--- Input for this task ---
──────

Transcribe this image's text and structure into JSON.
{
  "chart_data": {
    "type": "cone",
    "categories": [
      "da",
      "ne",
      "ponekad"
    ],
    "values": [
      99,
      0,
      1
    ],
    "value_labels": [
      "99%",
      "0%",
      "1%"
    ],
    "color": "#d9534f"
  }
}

──────

--- Goal ---
Please set down the whole listing above without altering a single line.

--- The response ---
Transcribe this image's text and structure into JSON.
{
  "chart_data": {
    "type": "cone",
    "categories": [
      "da",
      "ne",
      "ponekad"
    ],
    "values": [
      99,
      0,
      1
    ],
    "value_labels": [
      "99%",
      "0%",
      "1%"
    ],
    "color": "#d9534f"
  }
}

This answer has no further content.